_What you are asked to do_
Copy out the records precisely, omitting pictures.

_Records_
▼

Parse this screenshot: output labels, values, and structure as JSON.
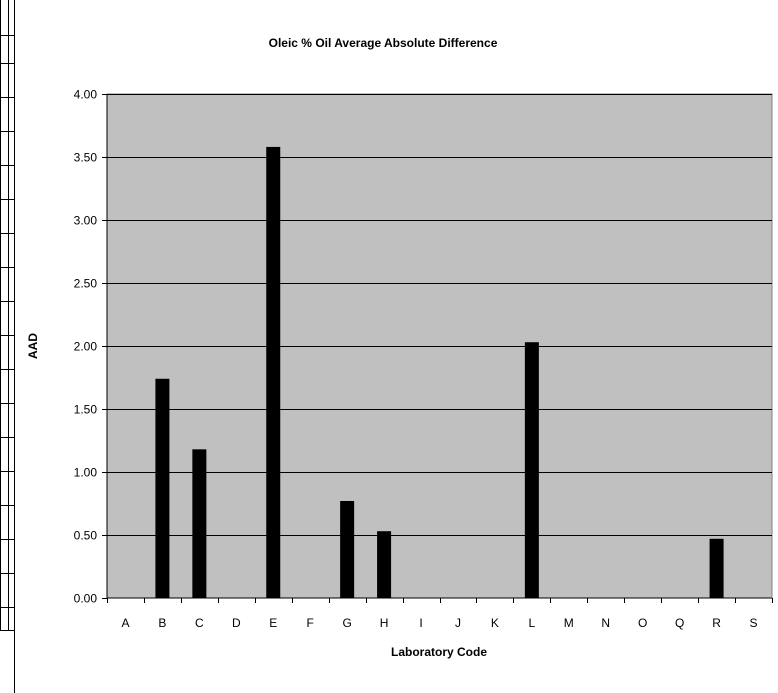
{
  "chart_data": {
    "type": "bar",
    "title": "Oleic % Oil Average Absolute Difference",
    "xlabel": "Laboratory Code",
    "ylabel": "AAD",
    "ylim": [
      0,
      4
    ],
    "ytick_labels": [
      "0.00",
      "0.50",
      "1.00",
      "1.50",
      "2.00",
      "2.50",
      "3.00",
      "3.50",
      "4.00"
    ],
    "categories": [
      "A",
      "B",
      "C",
      "D",
      "E",
      "F",
      "G",
      "H",
      "I",
      "J",
      "K",
      "L",
      "M",
      "N",
      "O",
      "Q",
      "R",
      "S"
    ],
    "values": [
      0,
      1.74,
      1.18,
      0,
      3.58,
      0,
      0.77,
      0.53,
      0,
      0,
      0,
      2.03,
      0,
      0,
      0,
      0,
      0.47,
      0
    ],
    "grid": true,
    "legend": "none",
    "colors": {
      "bar": "#000000",
      "plot_background": "#c0c0c0",
      "gridline": "#000000"
    }
  }
}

▲

_Task solution_
Parse this screenshot: output labels, values, and structure as JSON.
{
  "chart_data": {
    "type": "bar",
    "title": "Oleic % Oil Average Absolute Difference",
    "xlabel": "Laboratory Code",
    "ylabel": "AAD",
    "ylim": [
      0,
      4
    ],
    "ytick_labels": [
      "0.00",
      "0.50",
      "1.00",
      "1.50",
      "2.00",
      "2.50",
      "3.00",
      "3.50",
      "4.00"
    ],
    "categories": [
      "A",
      "B",
      "C",
      "D",
      "E",
      "F",
      "G",
      "H",
      "I",
      "J",
      "K",
      "L",
      "M",
      "N",
      "O",
      "Q",
      "R",
      "S"
    ],
    "values": [
      0,
      1.74,
      1.18,
      0,
      3.58,
      0,
      0.77,
      0.53,
      0,
      0,
      0,
      2.03,
      0,
      0,
      0,
      0,
      0.47,
      0
    ],
    "grid": true,
    "legend": "none",
    "colors": {
      "bar": "#000000",
      "plot_background": "#c0c0c0",
      "gridline": "#000000"
    }
  }
}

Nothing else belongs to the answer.